** start of Data shown **

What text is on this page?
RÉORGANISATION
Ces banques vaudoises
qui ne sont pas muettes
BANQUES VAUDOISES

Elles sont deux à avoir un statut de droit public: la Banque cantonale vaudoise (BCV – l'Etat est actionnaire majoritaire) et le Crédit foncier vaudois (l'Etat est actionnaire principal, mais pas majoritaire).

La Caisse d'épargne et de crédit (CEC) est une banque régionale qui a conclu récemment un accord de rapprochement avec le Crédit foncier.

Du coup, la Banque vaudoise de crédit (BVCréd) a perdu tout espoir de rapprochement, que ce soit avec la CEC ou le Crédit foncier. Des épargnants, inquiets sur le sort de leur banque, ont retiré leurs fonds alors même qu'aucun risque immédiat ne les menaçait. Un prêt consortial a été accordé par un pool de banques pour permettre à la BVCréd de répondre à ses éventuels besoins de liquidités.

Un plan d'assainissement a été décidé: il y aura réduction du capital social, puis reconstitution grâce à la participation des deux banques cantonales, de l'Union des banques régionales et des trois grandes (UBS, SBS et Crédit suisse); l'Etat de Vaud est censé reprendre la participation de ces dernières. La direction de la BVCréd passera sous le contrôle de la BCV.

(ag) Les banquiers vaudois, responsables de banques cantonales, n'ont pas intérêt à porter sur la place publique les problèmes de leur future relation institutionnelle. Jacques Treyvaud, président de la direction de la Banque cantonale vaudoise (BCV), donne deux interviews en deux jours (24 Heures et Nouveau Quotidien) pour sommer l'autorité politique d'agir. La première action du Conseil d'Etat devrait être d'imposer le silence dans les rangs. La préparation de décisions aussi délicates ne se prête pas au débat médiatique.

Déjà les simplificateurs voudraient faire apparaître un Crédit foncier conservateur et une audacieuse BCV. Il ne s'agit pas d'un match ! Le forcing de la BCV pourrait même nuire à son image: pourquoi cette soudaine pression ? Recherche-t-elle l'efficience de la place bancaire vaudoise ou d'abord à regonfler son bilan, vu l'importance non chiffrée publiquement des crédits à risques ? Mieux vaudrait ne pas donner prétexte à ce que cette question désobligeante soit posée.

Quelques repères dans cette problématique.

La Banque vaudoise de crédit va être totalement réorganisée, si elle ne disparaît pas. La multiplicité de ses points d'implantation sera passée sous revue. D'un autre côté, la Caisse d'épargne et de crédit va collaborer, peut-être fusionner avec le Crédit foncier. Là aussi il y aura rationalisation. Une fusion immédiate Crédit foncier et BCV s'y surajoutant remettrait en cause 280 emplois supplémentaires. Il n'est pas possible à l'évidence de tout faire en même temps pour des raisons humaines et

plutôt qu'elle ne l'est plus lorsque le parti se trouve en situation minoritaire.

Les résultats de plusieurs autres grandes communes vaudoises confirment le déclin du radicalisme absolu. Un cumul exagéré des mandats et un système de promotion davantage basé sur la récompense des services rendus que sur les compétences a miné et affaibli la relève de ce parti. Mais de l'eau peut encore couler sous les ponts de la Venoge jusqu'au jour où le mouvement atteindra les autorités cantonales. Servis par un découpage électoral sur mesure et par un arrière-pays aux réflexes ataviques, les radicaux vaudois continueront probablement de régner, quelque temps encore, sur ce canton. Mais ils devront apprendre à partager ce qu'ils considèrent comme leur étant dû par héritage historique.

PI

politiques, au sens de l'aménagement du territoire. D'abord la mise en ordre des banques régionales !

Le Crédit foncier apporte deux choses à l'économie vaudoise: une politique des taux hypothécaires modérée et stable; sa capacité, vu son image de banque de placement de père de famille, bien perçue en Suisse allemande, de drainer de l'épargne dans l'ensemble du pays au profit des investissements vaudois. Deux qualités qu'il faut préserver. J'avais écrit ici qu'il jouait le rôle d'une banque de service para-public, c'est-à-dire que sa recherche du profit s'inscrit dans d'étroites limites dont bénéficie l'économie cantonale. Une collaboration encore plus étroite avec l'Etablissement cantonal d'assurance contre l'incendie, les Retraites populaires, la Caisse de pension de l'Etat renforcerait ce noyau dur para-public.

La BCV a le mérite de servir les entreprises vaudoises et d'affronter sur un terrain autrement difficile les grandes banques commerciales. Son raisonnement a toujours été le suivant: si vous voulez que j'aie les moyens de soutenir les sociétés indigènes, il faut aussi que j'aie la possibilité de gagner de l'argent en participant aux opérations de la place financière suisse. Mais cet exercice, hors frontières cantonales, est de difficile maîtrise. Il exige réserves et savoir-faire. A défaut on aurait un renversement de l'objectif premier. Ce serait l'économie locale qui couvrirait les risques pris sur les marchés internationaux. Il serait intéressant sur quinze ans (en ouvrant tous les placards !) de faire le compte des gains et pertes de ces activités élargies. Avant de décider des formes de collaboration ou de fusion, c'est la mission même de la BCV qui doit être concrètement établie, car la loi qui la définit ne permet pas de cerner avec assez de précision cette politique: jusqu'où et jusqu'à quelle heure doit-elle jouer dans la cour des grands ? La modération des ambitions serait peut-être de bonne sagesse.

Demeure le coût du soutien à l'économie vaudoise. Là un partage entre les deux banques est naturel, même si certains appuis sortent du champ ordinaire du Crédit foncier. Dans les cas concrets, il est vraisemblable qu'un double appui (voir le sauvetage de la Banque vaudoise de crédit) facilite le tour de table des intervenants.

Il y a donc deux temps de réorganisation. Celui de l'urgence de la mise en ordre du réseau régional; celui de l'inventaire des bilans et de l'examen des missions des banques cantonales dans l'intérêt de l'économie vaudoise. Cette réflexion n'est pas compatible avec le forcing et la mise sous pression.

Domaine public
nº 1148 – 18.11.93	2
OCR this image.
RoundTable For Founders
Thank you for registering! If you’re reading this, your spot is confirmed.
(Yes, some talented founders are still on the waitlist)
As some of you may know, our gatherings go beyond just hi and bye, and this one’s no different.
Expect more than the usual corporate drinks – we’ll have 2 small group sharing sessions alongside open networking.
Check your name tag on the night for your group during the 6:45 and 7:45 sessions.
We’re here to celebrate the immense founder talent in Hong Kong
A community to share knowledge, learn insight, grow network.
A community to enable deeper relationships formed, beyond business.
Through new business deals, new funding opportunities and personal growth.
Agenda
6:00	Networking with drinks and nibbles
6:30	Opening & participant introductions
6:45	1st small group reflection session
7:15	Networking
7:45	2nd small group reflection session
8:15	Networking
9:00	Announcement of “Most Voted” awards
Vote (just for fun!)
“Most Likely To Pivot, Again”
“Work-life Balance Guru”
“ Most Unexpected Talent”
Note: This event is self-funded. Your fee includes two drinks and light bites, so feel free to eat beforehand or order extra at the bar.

** end of Data shown **

- **The request**
Transcribe each entry precisely, missing none.

- **Full response**
What text is on this page?
RÉORGANISATION
Ces banques vaudoises
qui ne sont pas muettes
BANQUES VAUDOISES

Elles sont deux à avoir un statut de droit public: la Banque cantonale vaudoise (BCV – l'Etat est actionnaire majoritaire) et le Crédit foncier vaudois (l'Etat est actionnaire principal, mais pas majoritaire).

La Caisse d'épargne et de crédit (CEC) est une banque régionale qui a conclu récemment un accord de rapprochement avec le Crédit foncier.

Du coup, la Banque vaudoise de crédit (BVCréd) a perdu tout espoir de rapprochement, que ce soit avec la CEC ou le Crédit foncier. Des épargnants, inquiets sur le sort de leur banque, ont retiré leurs fonds alors même qu'aucun risque immédiat ne les menaçait. Un prêt consortial a été accordé par un pool de banques pour permettre à la BVCréd de répondre à ses éventuels besoins de liquidités.

Un plan d'assainissement a été décidé: il y aura réduction du capital social, puis reconstitution grâce à la participation des deux banques cantonales, de l'Union des banques régionales et des trois grandes (UBS, SBS et Crédit suisse); l'Etat de Vaud est censé reprendre la participation de ces dernières. La direction de la BVCréd passera sous le contrôle de la BCV.

(ag) Les banquiers vaudois, responsables de banques cantonales, n'ont pas intérêt à porter sur la place publique les problèmes de leur future relation institutionnelle. Jacques Treyvaud, président de la direction de la Banque cantonale vaudoise (BCV), donne deux interviews en deux jours (24 Heures et Nouveau Quotidien) pour sommer l'autorité politique d'agir. La première action du Conseil d'Etat devrait être d'imposer le silence dans les rangs. La préparation de décisions aussi délicates ne se prête pas au débat médiatique.

Déjà les simplificateurs voudraient faire apparaître un Crédit foncier conservateur et une audacieuse BCV. Il ne s'agit pas d'un match ! Le forcing de la BCV pourrait même nuire à son image: pourquoi cette soudaine pression ? Recherche-t-elle l'efficience de la place bancaire vaudoise ou d'abord à regonfler son bilan, vu l'importance non chiffrée publiquement des crédits à risques ? Mieux vaudrait ne pas donner prétexte à ce que cette question désobligeante soit posée.

Quelques repères dans cette problématique.

La Banque vaudoise de crédit va être totalement réorganisée, si elle ne disparaît pas. La multiplicité de ses points d'implantation sera passée sous revue. D'un autre côté, la Caisse d'épargne et de crédit va collaborer, peut-être fusionner avec le Crédit foncier. Là aussi il y aura rationalisation. Une fusion immédiate Crédit foncier et BCV s'y surajoutant remettrait en cause 280 emplois supplémentaires. Il n'est pas possible à l'évidence de tout faire en même temps pour des raisons humaines et

plutôt qu'elle ne l'est plus lorsque le parti se trouve en situation minoritaire.

Les résultats de plusieurs autres grandes communes vaudoises confirment le déclin du radicalisme absolu. Un cumul exagéré des mandats et un système de promotion davantage basé sur la récompense des services rendus que sur les compétences a miné et affaibli la relève de ce parti. Mais de l'eau peut encore couler sous les ponts de la Venoge jusqu'au jour où le mouvement atteindra les autorités cantonales. Servis par un découpage électoral sur mesure et par un arrière-pays aux réflexes ataviques, les radicaux vaudois continueront probablement de régner, quelque temps encore, sur ce canton. Mais ils devront apprendre à partager ce qu'ils considèrent comme leur étant dû par héritage historique.

PI

politiques, au sens de l'aménagement du territoire. D'abord la mise en ordre des banques régionales !

Le Crédit foncier apporte deux choses à l'économie vaudoise: une politique des taux hypothécaires modérée et stable; sa capacité, vu son image de banque de placement de père de famille, bien perçue en Suisse allemande, de drainer de l'épargne dans l'ensemble du pays au profit des investissements vaudois. Deux qualités qu'il faut préserver. J'avais écrit ici qu'il jouait le rôle d'une banque de service para-public, c'est-à-dire que sa recherche du profit s'inscrit dans d'étroites limites dont bénéficie l'économie cantonale. Une collaboration encore plus étroite avec l'Etablissement cantonal d'assurance contre l'incendie, les Retraites populaires, la Caisse de pension de l'Etat renforcerait ce noyau dur para-public.

La BCV a le mérite de servir les entreprises vaudoises et d'affronter sur un terrain autrement difficile les grandes banques commerciales. Son raisonnement a toujours été le suivant: si vous voulez que j'aie les moyens de soutenir les sociétés indigènes, il faut aussi que j'aie la possibilité de gagner de l'argent en participant aux opérations de la place financière suisse. Mais cet exercice, hors frontières cantonales, est de difficile maîtrise. Il exige réserves et savoir-faire. A défaut on aurait un renversement de l'objectif premier. Ce serait l'économie locale qui couvrirait les risques pris sur les marchés internationaux. Il serait intéressant sur quinze ans (en ouvrant tous les placards !) de faire le compte des gains et pertes de ces activités élargies. Avant de décider des formes de collaboration ou de fusion, c'est la mission même de la BCV qui doit être concrètement établie, car la loi qui la définit ne permet pas de cerner avec assez de précision cette politique: jusqu'où et jusqu'à quelle heure doit-elle jouer dans la cour des grands ? La modération des ambitions serait peut-être de bonne sagesse.

Demeure le coût du soutien à l'économie vaudoise. Là un partage entre les deux banques est naturel, même si certains appuis sortent du champ ordinaire du Crédit foncier. Dans les cas concrets, il est vraisemblable qu'un double appui (voir le sauvetage de la Banque vaudoise de crédit) facilite le tour de table des intervenants.

Il y a donc deux temps de réorganisation. Celui de l'urgence de la mise en ordre du réseau régional; celui de l'inventaire des bilans et de l'examen des missions des banques cantonales dans l'intérêt de l'économie vaudoise. Cette réflexion n'est pas compatible avec le forcing et la mise sous pression.

Domaine public
nº 1148 – 18.11.93	2
OCR this image.
RoundTable For Founders
Thank you for registering! If you’re reading this, your spot is confirmed.
(Yes, some talented founders are still on the waitlist)
As some of you may know, our gatherings go beyond just hi and bye, and this one’s no different.
Expect more than the usual corporate drinks – we’ll have 2 small group sharing sessions alongside open networking.
Check your name tag on the night for your group during the 6:45 and 7:45 sessions.
We’re here to celebrate the immense founder talent in Hong Kong
A community to share knowledge, learn insight, grow network.
A community to enable deeper relationships formed, beyond business.
Through new business deals, new funding opportunities and personal growth.
Agenda
6:00	Networking with drinks and nibbles
6:30	Opening & participant introductions
6:45	1st small group reflection session
7:15	Networking
7:45	2nd small group reflection session
8:15	Networking
9:00	Announcement of “Most Voted” awards
Vote (just for fun!)
“Most Likely To Pivot, Again”
“Work-life Balance Guru”
“ Most Unexpected Talent”
Note: This event is self-funded. Your fee includes two drinks and light bites, so feel free to eat beforehand or order extra at the bar.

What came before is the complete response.